>> Begin THE DATA

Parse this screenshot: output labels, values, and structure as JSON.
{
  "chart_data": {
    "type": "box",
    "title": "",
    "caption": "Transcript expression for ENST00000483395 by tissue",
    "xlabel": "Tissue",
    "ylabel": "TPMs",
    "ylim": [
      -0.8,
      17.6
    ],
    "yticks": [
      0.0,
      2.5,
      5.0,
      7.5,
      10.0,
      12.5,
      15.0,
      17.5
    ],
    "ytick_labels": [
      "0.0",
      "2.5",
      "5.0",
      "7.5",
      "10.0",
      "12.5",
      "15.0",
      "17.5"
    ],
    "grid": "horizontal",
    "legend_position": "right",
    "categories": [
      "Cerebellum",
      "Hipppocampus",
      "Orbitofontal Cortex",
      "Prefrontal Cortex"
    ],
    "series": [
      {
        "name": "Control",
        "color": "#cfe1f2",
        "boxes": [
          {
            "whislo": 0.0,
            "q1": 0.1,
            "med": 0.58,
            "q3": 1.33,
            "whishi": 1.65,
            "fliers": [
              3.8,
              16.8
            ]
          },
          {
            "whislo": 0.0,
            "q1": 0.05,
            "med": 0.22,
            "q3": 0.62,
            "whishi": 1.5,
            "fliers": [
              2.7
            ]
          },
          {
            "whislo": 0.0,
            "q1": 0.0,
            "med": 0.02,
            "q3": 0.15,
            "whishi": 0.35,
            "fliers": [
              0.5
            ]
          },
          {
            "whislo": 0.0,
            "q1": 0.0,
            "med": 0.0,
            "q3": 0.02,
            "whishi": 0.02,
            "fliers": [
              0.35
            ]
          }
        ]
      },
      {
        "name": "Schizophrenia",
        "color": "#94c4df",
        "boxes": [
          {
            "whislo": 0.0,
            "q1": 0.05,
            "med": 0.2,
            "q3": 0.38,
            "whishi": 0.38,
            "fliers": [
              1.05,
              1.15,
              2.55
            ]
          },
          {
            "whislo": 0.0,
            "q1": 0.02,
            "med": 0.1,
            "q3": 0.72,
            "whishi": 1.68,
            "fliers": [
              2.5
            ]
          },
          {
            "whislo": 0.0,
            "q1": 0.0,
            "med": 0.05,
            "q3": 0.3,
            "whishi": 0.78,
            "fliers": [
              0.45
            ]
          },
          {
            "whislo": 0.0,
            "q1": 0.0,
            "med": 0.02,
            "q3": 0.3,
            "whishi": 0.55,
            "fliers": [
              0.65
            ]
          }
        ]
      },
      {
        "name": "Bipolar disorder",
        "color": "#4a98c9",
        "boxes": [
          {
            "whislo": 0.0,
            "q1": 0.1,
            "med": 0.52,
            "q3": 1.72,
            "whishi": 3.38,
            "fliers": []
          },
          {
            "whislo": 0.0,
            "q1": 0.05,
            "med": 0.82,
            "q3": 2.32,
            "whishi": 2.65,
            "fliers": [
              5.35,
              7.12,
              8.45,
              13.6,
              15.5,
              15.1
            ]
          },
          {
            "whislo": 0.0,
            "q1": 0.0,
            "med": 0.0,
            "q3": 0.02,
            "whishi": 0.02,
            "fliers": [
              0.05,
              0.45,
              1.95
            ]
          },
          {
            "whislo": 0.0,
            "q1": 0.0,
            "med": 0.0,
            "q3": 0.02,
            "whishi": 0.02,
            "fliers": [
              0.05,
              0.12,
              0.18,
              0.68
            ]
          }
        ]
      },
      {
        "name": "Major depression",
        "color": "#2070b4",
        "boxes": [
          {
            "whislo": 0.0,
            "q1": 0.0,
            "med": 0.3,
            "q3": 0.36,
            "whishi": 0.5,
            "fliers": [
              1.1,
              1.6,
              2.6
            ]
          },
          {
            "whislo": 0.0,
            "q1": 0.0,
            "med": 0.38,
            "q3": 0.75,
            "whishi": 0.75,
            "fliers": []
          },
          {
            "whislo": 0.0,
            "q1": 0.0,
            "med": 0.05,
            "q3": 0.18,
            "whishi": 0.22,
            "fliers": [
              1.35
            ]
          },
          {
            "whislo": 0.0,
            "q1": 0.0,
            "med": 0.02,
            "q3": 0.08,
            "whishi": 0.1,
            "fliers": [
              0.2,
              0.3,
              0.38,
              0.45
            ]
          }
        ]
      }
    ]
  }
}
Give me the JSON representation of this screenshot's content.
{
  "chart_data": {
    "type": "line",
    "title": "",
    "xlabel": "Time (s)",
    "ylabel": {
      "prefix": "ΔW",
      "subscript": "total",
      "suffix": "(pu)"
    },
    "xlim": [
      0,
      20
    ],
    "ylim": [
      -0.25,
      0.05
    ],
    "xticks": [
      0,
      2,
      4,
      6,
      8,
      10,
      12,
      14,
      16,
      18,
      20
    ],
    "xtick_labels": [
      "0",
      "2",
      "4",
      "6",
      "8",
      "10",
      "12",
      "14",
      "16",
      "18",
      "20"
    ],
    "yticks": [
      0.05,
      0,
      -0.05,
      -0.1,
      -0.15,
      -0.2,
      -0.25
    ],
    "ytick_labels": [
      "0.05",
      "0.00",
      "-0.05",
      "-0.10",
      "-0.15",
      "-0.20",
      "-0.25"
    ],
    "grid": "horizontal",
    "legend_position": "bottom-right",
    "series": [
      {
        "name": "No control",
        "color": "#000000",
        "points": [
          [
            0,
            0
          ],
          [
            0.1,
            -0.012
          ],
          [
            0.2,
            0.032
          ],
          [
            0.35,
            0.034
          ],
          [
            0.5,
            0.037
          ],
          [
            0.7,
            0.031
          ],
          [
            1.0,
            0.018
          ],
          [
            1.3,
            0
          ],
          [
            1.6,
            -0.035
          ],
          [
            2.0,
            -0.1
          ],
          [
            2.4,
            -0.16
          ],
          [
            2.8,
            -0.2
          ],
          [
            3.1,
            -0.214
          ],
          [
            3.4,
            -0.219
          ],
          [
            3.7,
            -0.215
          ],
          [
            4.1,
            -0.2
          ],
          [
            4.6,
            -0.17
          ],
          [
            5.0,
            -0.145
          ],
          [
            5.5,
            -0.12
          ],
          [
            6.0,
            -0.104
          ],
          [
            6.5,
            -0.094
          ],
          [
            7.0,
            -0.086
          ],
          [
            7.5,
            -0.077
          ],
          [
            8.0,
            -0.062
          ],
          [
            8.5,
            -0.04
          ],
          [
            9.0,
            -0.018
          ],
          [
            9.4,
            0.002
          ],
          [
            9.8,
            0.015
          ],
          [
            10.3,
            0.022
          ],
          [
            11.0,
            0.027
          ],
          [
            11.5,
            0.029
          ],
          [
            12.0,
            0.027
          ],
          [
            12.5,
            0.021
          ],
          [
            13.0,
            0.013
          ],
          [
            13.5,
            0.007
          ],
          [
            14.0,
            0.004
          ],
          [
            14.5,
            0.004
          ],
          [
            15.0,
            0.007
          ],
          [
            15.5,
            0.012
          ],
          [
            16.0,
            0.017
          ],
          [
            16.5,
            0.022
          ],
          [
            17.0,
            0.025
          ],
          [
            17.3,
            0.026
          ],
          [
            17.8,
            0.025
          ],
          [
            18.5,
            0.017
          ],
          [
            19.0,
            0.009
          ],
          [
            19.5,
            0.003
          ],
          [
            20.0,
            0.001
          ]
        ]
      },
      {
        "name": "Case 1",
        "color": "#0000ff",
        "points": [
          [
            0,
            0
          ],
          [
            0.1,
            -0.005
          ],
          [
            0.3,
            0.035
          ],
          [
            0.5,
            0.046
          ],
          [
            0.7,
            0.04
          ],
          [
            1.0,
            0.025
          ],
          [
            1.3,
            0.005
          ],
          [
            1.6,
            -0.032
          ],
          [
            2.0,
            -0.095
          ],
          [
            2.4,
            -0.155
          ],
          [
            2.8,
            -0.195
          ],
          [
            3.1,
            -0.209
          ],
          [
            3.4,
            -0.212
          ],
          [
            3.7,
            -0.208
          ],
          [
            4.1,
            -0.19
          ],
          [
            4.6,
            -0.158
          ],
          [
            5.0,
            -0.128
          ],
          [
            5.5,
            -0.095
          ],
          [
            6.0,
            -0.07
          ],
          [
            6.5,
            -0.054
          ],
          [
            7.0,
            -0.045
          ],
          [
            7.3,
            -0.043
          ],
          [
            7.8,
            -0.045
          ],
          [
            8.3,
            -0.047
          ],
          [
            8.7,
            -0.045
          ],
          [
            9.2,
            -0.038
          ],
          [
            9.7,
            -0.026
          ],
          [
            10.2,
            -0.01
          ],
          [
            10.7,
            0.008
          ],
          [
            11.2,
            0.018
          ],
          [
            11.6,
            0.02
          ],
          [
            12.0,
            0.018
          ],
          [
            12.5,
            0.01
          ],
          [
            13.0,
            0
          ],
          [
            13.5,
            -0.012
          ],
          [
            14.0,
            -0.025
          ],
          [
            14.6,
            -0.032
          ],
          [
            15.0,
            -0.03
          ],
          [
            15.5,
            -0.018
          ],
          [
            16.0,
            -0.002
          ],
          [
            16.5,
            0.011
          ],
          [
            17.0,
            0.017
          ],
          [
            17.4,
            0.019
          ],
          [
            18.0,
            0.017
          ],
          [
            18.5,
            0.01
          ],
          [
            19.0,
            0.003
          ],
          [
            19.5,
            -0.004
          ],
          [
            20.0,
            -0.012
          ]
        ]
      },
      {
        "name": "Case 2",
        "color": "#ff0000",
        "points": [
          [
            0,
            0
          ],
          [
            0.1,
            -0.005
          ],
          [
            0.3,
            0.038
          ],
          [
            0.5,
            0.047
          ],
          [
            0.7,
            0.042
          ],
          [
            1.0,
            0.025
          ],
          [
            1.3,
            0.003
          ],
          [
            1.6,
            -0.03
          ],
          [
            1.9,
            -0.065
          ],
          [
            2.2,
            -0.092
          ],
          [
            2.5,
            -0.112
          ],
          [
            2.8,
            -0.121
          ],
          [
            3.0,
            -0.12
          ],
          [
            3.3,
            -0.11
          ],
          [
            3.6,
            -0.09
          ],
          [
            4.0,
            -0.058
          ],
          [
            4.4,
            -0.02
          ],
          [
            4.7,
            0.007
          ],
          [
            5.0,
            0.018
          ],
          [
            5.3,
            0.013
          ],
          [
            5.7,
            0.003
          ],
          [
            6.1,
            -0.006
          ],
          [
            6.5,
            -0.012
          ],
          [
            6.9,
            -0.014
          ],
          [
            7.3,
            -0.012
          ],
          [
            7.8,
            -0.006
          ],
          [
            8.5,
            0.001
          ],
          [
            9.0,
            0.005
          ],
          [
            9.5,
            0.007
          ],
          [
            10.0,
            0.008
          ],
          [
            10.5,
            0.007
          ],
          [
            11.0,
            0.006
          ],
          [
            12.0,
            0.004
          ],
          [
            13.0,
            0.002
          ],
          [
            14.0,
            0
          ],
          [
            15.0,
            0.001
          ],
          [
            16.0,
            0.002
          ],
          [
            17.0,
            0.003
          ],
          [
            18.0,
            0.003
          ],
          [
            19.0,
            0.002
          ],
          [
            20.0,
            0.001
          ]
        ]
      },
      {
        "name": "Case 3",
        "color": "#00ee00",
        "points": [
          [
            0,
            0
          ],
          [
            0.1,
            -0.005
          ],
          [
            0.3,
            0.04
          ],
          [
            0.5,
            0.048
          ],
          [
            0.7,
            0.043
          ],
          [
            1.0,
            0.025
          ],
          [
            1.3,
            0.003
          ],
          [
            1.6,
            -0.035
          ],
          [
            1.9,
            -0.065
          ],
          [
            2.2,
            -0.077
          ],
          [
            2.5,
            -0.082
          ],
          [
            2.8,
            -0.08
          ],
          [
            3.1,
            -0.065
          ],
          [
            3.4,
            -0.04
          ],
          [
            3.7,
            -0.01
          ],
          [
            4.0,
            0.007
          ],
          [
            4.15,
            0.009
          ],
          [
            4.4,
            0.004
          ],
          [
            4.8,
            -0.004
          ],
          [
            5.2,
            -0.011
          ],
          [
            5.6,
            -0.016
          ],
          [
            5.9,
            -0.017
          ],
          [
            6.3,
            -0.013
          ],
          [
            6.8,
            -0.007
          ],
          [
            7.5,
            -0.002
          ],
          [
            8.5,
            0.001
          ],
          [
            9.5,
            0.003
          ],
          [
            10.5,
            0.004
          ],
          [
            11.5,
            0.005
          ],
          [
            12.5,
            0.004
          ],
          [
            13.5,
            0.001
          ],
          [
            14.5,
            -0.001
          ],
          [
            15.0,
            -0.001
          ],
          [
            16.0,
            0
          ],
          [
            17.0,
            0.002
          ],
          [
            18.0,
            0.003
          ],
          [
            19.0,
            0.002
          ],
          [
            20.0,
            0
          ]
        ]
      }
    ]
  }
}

>> End THE DATA

▶ [EXERCISE INSTRUCTIONS]:
Across the data, tally the lines containing "name" and give back the number alone.

▶ [ANSWER TO THE EXERCISE]:
8